EXERCISE DETAILS> Here are some records; quote them exactly, leaving out the pictures.

────

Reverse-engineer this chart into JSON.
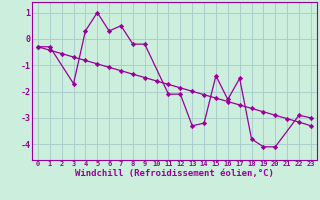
{
  "zigzag_x": [
    0,
    1,
    3,
    4,
    5,
    6,
    7,
    8,
    9,
    11,
    12,
    13,
    14,
    15,
    16,
    17,
    18,
    19,
    20,
    22,
    23
  ],
  "zigzag_y": [
    -0.3,
    -0.3,
    -1.7,
    0.3,
    1.0,
    0.3,
    0.5,
    -0.2,
    -0.2,
    -2.1,
    -2.1,
    -3.3,
    -3.2,
    -1.4,
    -2.3,
    -1.5,
    -3.8,
    -4.1,
    -4.1,
    -2.9,
    -3.0
  ],
  "trend_x": [
    0,
    1,
    2,
    3,
    4,
    5,
    6,
    7,
    8,
    9,
    10,
    11,
    12,
    13,
    14,
    15,
    16,
    17,
    18,
    19,
    20,
    21,
    22,
    23
  ],
  "trend_y": [
    -0.3,
    -0.43,
    -0.56,
    -0.69,
    -0.82,
    -0.95,
    -1.08,
    -1.21,
    -1.34,
    -1.47,
    -1.6,
    -1.73,
    -1.86,
    -1.99,
    -2.12,
    -2.25,
    -2.38,
    -2.51,
    -2.64,
    -2.77,
    -2.9,
    -3.03,
    -3.16,
    -3.3
  ],
  "line_color": "#990099",
  "bg_color": "#cceedd",
  "grid_color": "#aacccc",
  "xlabel": "Windchill (Refroidissement éolien,°C)",
  "ylim": [
    -4.6,
    1.4
  ],
  "xlim": [
    -0.5,
    23.5
  ],
  "yticks": [
    -4,
    -3,
    -2,
    -1,
    0,
    1
  ],
  "xticks": [
    0,
    1,
    2,
    3,
    4,
    5,
    6,
    7,
    8,
    9,
    10,
    11,
    12,
    13,
    14,
    15,
    16,
    17,
    18,
    19,
    20,
    21,
    22,
    23
  ]
}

────

FINAL RESULT>
Reverse-engineer this chart into JSON.
{
  "zigzag_x": [
    0,
    1,
    3,
    4,
    5,
    6,
    7,
    8,
    9,
    11,
    12,
    13,
    14,
    15,
    16,
    17,
    18,
    19,
    20,
    22,
    23
  ],
  "zigzag_y": [
    -0.3,
    -0.3,
    -1.7,
    0.3,
    1.0,
    0.3,
    0.5,
    -0.2,
    -0.2,
    -2.1,
    -2.1,
    -3.3,
    -3.2,
    -1.4,
    -2.3,
    -1.5,
    -3.8,
    -4.1,
    -4.1,
    -2.9,
    -3.0
  ],
  "trend_x": [
    0,
    1,
    2,
    3,
    4,
    5,
    6,
    7,
    8,
    9,
    10,
    11,
    12,
    13,
    14,
    15,
    16,
    17,
    18,
    19,
    20,
    21,
    22,
    23
  ],
  "trend_y": [
    -0.3,
    -0.43,
    -0.56,
    -0.69,
    -0.82,
    -0.95,
    -1.08,
    -1.21,
    -1.34,
    -1.47,
    -1.6,
    -1.73,
    -1.86,
    -1.99,
    -2.12,
    -2.25,
    -2.38,
    -2.51,
    -2.64,
    -2.77,
    -2.9,
    -3.03,
    -3.16,
    -3.3
  ],
  "line_color": "#990099",
  "bg_color": "#cceedd",
  "grid_color": "#aacccc",
  "xlabel": "Windchill (Refroidissement éolien,°C)",
  "ylim": [
    -4.6,
    1.4
  ],
  "xlim": [
    -0.5,
    23.5
  ],
  "yticks": [
    -4,
    -3,
    -2,
    -1,
    0,
    1
  ],
  "xticks": [
    0,
    1,
    2,
    3,
    4,
    5,
    6,
    7,
    8,
    9,
    10,
    11,
    12,
    13,
    14,
    15,
    16,
    17,
    18,
    19,
    20,
    21,
    22,
    23
  ]
}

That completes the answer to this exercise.